* Input *
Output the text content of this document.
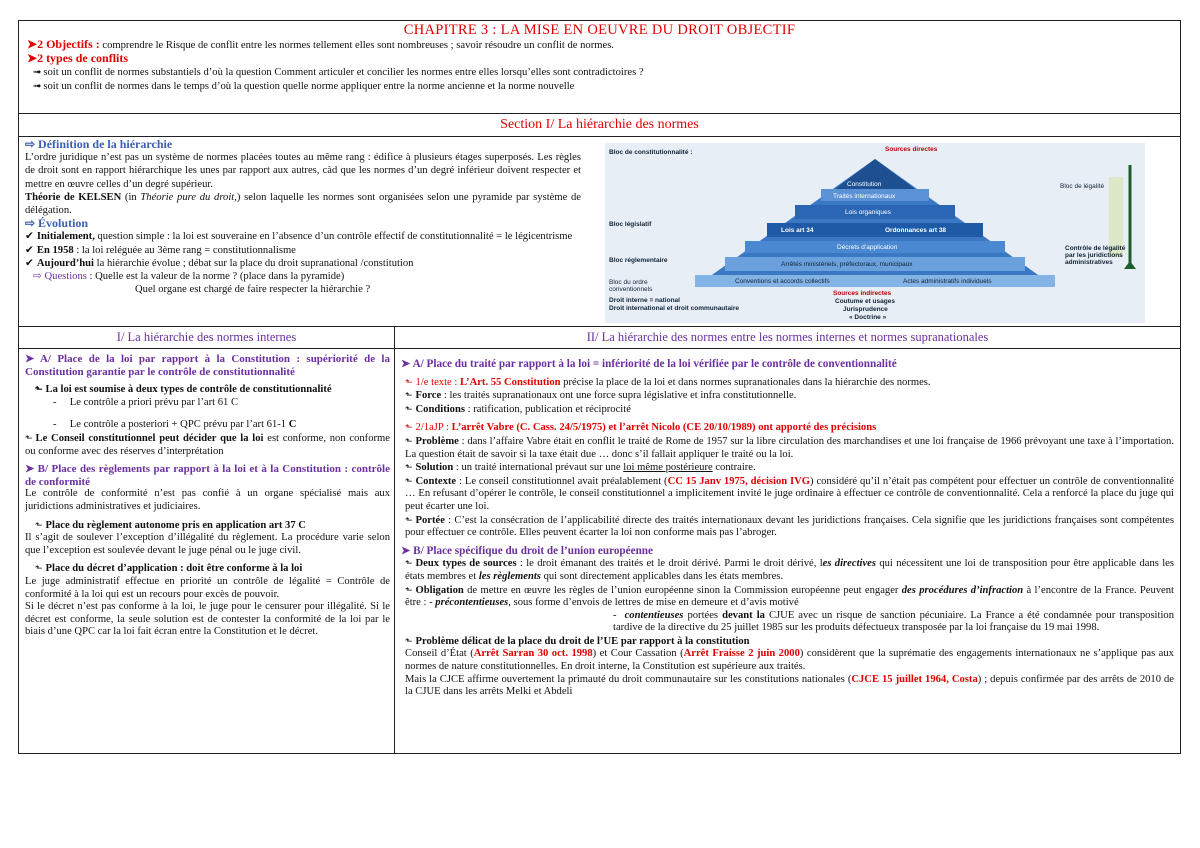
CHAPITRE 3 : LA MISE EN OEUVRE DU DROIT OBJECTIF
➤2 Objectifs : comprendre le Risque de conflit entre les normes tellement elles sont nombreuses ; savoir résoudre un conflit de normes.
➤2 types de conflits
➟ soit un conflit de normes substantiels d’où la question Comment articuler et concilier les normes entre elles lorsqu’elles sont contradictoires ?
➟ soit un conflit de normes dans le temps d’où la question quelle norme appliquer entre la norme ancienne et la norme nouvelle
Section I/ La hiérarchie des normes
⇨ Définition de la hiérarchie
L’ordre juridique n’est pas un système de normes placées toutes au même rang : édifice à plusieurs étages superposés. Les règles de droit sont en rapport hiérarchique les unes par rapport aux autres, càd que les normes d’un degré inférieur doivent respecter et mettre en œuvre celles d’un degré supérieur.
Théorie de KELSEN (in Théorie pure du droit,) selon laquelle les normes sont organisées selon une pyramide par système de délégation.
⇨ Évolution
✔ Initialement, question simple : la loi est souveraine en l’absence d’un contrôle effectif de constitutionnalité = le légicentrisme
✔ En 1958 : la loi reléguée au 3ème rang = constitutionnalisme
✔ Aujourd’hui la hiérarchie évolue ; débat sur la place du droit supranational /constitution
⇨ Questions : Quelle est la valeur de la norme ? (place dans la pyramide)
Quel organe est chargé de faire respecter la hiérarchie ?
Sources directes
Bloc de constitutionnalité :
Bloc législatif
Bloc réglementaire
Bloc du ordre conventionnels
Constitution
Traités internationaux
Lois organiques
Lois art 34	Ordonnances art 38
Décrets d’application
Arrêtés ministériels, préfectoraux, municipaux
Conventions et accords collectifs	Actes administratifs individuels
Droit interne = national
Droit international et droit communautaire
Sources indirectes
Coutume et usages
Jurisprudence
« Doctrine »
Contrôle de légalité par les juridictions administratives
Bloc de légalité
I/ La hiérarchie des normes internes	II/ La hiérarchie des normes entre les normes internes et normes supranationales
➤ A/ Place de la loi par rapport à la Constitution : supériorité de la Constitution garantie par le contrôle de constitutionnalité
⬑ La loi est soumise à deux types de contrôle de constitutionnalité
-     Le contrôle a priori prévu par l’art 61 C
-     Le contrôle a posteriori + QPC prévu par l’art 61-1 C
⬑ Le Conseil constitutionnel peut décider que la loi est conforme, non conforme ou conforme avec des réserves d’interprétation
➤ B/ Place des règlements par rapport à la loi et à la Constitution : contrôle de conformité
Le contrôle de conformité n’est pas confié à un organe spécialisé mais aux juridictions administratives et judiciaires.
⬑ Place du règlement autonome pris en application art 37 C
Il s’agit de soulever l’exception d’illégalité du règlement. La procédure varie selon que l’exception est soulevée devant le juge pénal ou le juge civil.
⬑ Place du décret d’application : doit être conforme à la loi
Le juge administratif effectue en priorité un contrôle de légalité = Contrôle de conformité à la loi qui est un recours pour excès de pouvoir.
Si le décret n’est pas conforme à la loi, le juge pour le censurer pour illégalité. Si le décret est conforme, la seule solution est de contester la conformité de la loi par le biais d’une QPC car la loi fait écran entre la Constitution et le décret.
➤ A/ Place du traité par rapport à la loi = infériorité de la loi vérifiée par le contrôle de conventionnalité
⬑ 1/e texte : L’Art. 55 Constitution précise la place de la loi et dans normes supranationales dans la hiérarchie des normes.
⬑ Force : les traités supranationaux ont une force supra législative et infra constitutionnelle.
⬑ Conditions : ratification, publication et réciprocité
⬑ 2/1aJP : L’arrêt Vabre (C. Cass. 24/5/1975) et l’arrêt Nicolo (CE 20/10/1989) ont apporté des précisions
⬑ Problème : dans l’affaire Vabre était en conflit le traité de Rome de 1957 sur la libre circulation des marchandises et une loi française de 1966 prévoyant une taxe à l’importation. La question était de savoir si la taxe était due … donc s’il fallait appliquer le traité ou la loi.
⬑ Solution : un traité international prévaut sur une loi même postérieure contraire.
⬑ Contexte : Le conseil constitutionnel avait préalablement (CC 15 Janv 1975, décision IVG) considéré qu’il n’était pas compétent pour effectuer un contrôle de conventionnalité … En refusant d’opérer le contrôle, le conseil constitutionnel a implicitement invité le juge ordinaire à effectuer ce contrôle de conventionnalité. Cela a renforcé la place du juge qui peut écarter une loi.
⬑ Portée : C’est la consécration de l’applicabilité directe des traités internationaux devant les juridictions françaises. Cela signifie que les juridictions françaises sont compétentes pour effectuer ce contrôle. Elles peuvent écarter la loi non conforme mais pas l’abroger.
➤ B/ Place spécifique du droit de l’union européenne
⬑ Deux types de sources : le droit émanant des traités et le droit dérivé. Parmi le droit dérivé, les directives qui nécessitent une loi de transposition pour être applicable dans les états membres et les règlements qui sont directement applicables dans les états membres.
⬑ Obligation de mettre en œuvre les règles de l’union européenne sinon la Commission européenne peut engager des procédures d’infraction à l’encontre de la France. Peuvent être : - précontentieuses, sous forme d’envois de lettres de mise en demeure et d’avis motivé
-  contentieuses portées devant la CJUE avec un risque de sanction pécuniaire. La France a été condamnée pour transposition tardive de la directive du 25 juillet 1985 sur les produits défectueux transposée par la loi française du 19 mai 1998.
⬑ Problème délicat de la place du droit de l’UE par rapport à la constitution
Conseil d’État (Arrêt Sarran 30 oct. 1998) et Cour Cassation (Arrêt Fraisse 2 juin 2000) considèrent que la suprématie des engagements internationaux ne s’applique pas aux normes de nature constitutionnelles. En droit interne, la Constitution est supérieure aux traités.
Mais la CJCE affirme ouvertement la primauté du droit communautaire sur les constitutions nationales (CJCE 15 juillet 1964, Costa) ; depuis confirmée par des arrêts de 2010 de la CJUE dans les arrêts Melki et Abdeli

* Task objective *
Reproduce each line of the material containing the word "Bloc".

* Answer to this exercise *
Bloc de constitutionnalité :
Bloc législatif
Bloc réglementaire
Bloc du ordre conventionnels
Bloc de légalité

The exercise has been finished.